--- RECORDS FOR THIS TASK ---

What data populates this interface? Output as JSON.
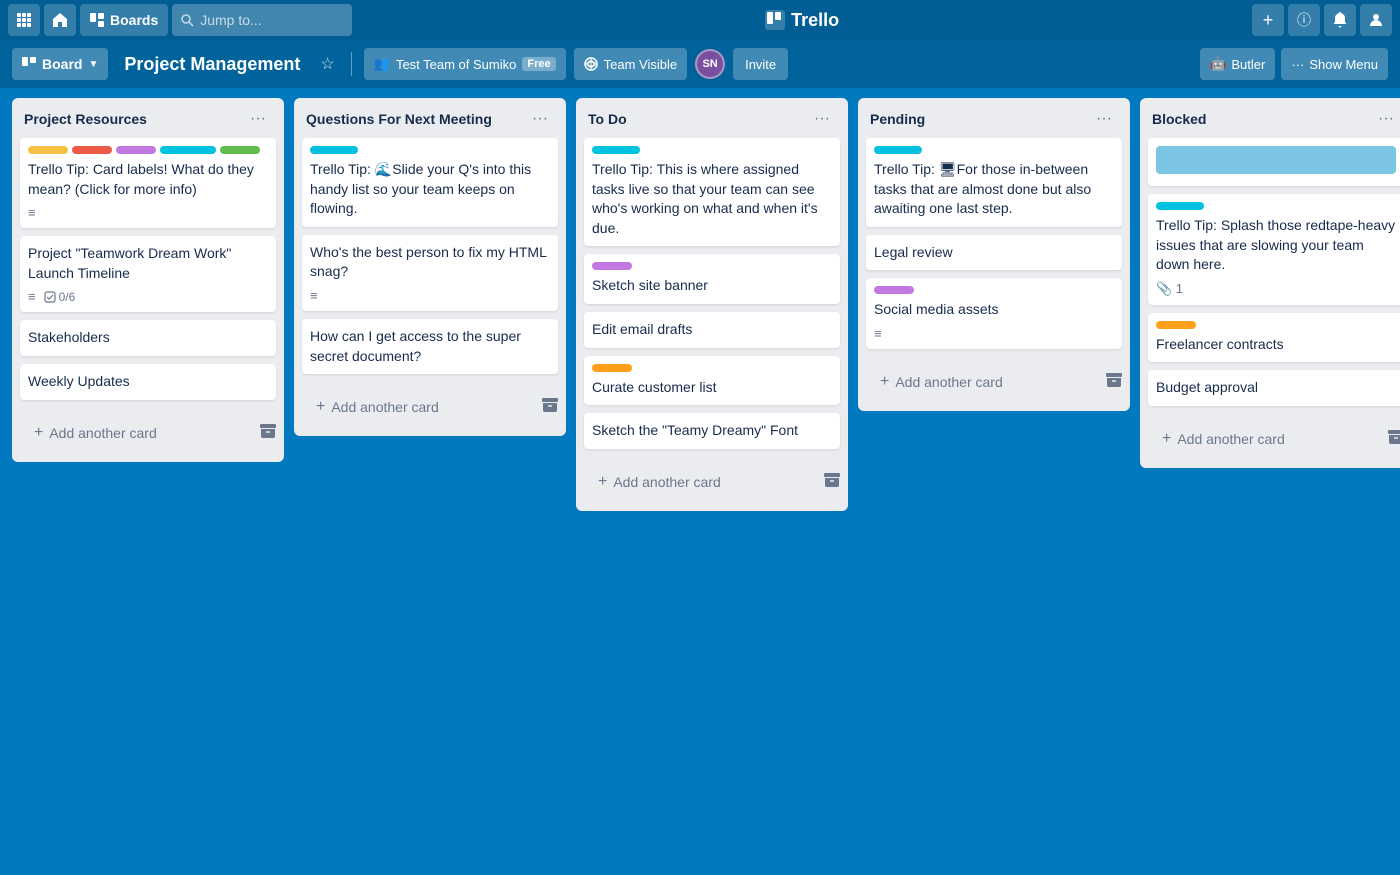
{
  "topNav": {
    "appGridLabel": "App grid",
    "homeLabel": "Home",
    "boardsLabel": "Boards",
    "searchPlaceholder": "Jump to...",
    "logoText": "Trello",
    "addLabel": "+",
    "infoLabel": "ⓘ",
    "notifyLabel": "🔔",
    "accountLabel": "Account"
  },
  "boardHeader": {
    "boardBtnLabel": "Board",
    "title": "Project Management",
    "starLabel": "★",
    "teamLabel": "Test Team of Sumiko",
    "freeBadge": "Free",
    "teamIcon": "👥",
    "teamVisibleLabel": "Team Visible",
    "avatarText": "SN",
    "inviteLabel": "Invite",
    "butlerLabel": "Butler",
    "butlerIcon": "🤖",
    "showMenuLabel": "Show Menu",
    "showMenuIcon": "···"
  },
  "lists": [
    {
      "id": "project-resources",
      "title": "Project Resources",
      "cards": [
        {
          "id": "card-1",
          "labels": [
            "yellow",
            "red",
            "purple",
            "teal",
            "green"
          ],
          "text": "Trello Tip: Card labels! What do they mean? (Click for more info)",
          "hasDescription": true,
          "hasChecklist": false,
          "hasAttachments": false
        },
        {
          "id": "card-2",
          "labels": [],
          "text": "Project \"Teamwork Dream Work\" Launch Timeline",
          "hasDescription": true,
          "hasChecklist": true,
          "checklistText": "0/6",
          "hasAttachments": false
        },
        {
          "id": "card-3",
          "labels": [],
          "text": "Stakeholders",
          "hasDescription": false,
          "hasChecklist": false
        },
        {
          "id": "card-4",
          "labels": [],
          "text": "Weekly Updates",
          "hasDescription": false,
          "hasChecklist": false
        }
      ],
      "addCardLabel": "Add another card"
    },
    {
      "id": "questions-for-next-meeting",
      "title": "Questions For Next Meeting",
      "cards": [
        {
          "id": "card-5",
          "labels": [
            "cyan"
          ],
          "text": "Trello Tip: 🌊Slide your Q's into this handy list so your team keeps on flowing.",
          "hasDescription": false
        },
        {
          "id": "card-6",
          "labels": [],
          "text": "Who's the best person to fix my HTML snag?",
          "hasDescription": true
        },
        {
          "id": "card-7",
          "labels": [],
          "text": "How can I get access to the super secret document?",
          "hasDescription": false
        }
      ],
      "addCardLabel": "Add another card"
    },
    {
      "id": "to-do",
      "title": "To Do",
      "cards": [
        {
          "id": "card-8",
          "labels": [
            "cyan"
          ],
          "text": "Trello Tip: This is where assigned tasks live so that your team can see who's working on what and when it's due.",
          "hasDescription": false
        },
        {
          "id": "card-9",
          "labels": [
            "purple"
          ],
          "text": "Sketch site banner",
          "hasDescription": false
        },
        {
          "id": "card-10",
          "labels": [],
          "text": "Edit email drafts",
          "hasDescription": false
        },
        {
          "id": "card-11",
          "labels": [
            "orange"
          ],
          "text": "Curate customer list",
          "hasDescription": false
        },
        {
          "id": "card-12",
          "labels": [],
          "text": "Sketch the \"Teamy Dreamy\" Font",
          "hasDescription": false
        }
      ],
      "addCardLabel": "Add another card"
    },
    {
      "id": "pending",
      "title": "Pending",
      "cards": [
        {
          "id": "card-13",
          "labels": [
            "cyan"
          ],
          "text": "Trello Tip: 🖥For those in-between tasks that are almost done but also awaiting one last step.",
          "hasDescription": false
        },
        {
          "id": "card-14",
          "labels": [],
          "text": "Legal review",
          "hasDescription": false
        },
        {
          "id": "card-15",
          "labels": [
            "purple"
          ],
          "text": "Social media assets",
          "hasDescription": true
        }
      ],
      "addCardLabel": "Add another card"
    },
    {
      "id": "blocked",
      "title": "Blocked",
      "cards": [
        {
          "id": "card-16",
          "labels": [
            "bluegray"
          ],
          "text": "",
          "hasDescription": false,
          "isImageCard": true
        },
        {
          "id": "card-17",
          "labels": [
            "cyan"
          ],
          "text": "Trello Tip: Splash those redtape-heavy issues that are slowing your team down here.",
          "hasDescription": false,
          "hasAttachments": true,
          "attachmentCount": "1"
        },
        {
          "id": "card-18",
          "labels": [
            "orange"
          ],
          "text": "Freelancer contracts",
          "hasDescription": false
        },
        {
          "id": "card-19",
          "labels": [],
          "text": "Budget approval",
          "hasDescription": false
        }
      ],
      "addCardLabel": "Add another card"
    }
  ]
}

---

TASK OBJECTIVE. Search the records for the word "your", then list every line that has it.

SOLVED EXERCISE.
          "text": "Trello Tip: 🌊Slide your Q's into this handy list so your team keeps on flowing.",
          "text": "Trello Tip: This is where assigned tasks live so that your team can see who's working on what and when it's due.",
          "text": "Trello Tip: Splash those redtape-heavy issues that are slowing your team down here.",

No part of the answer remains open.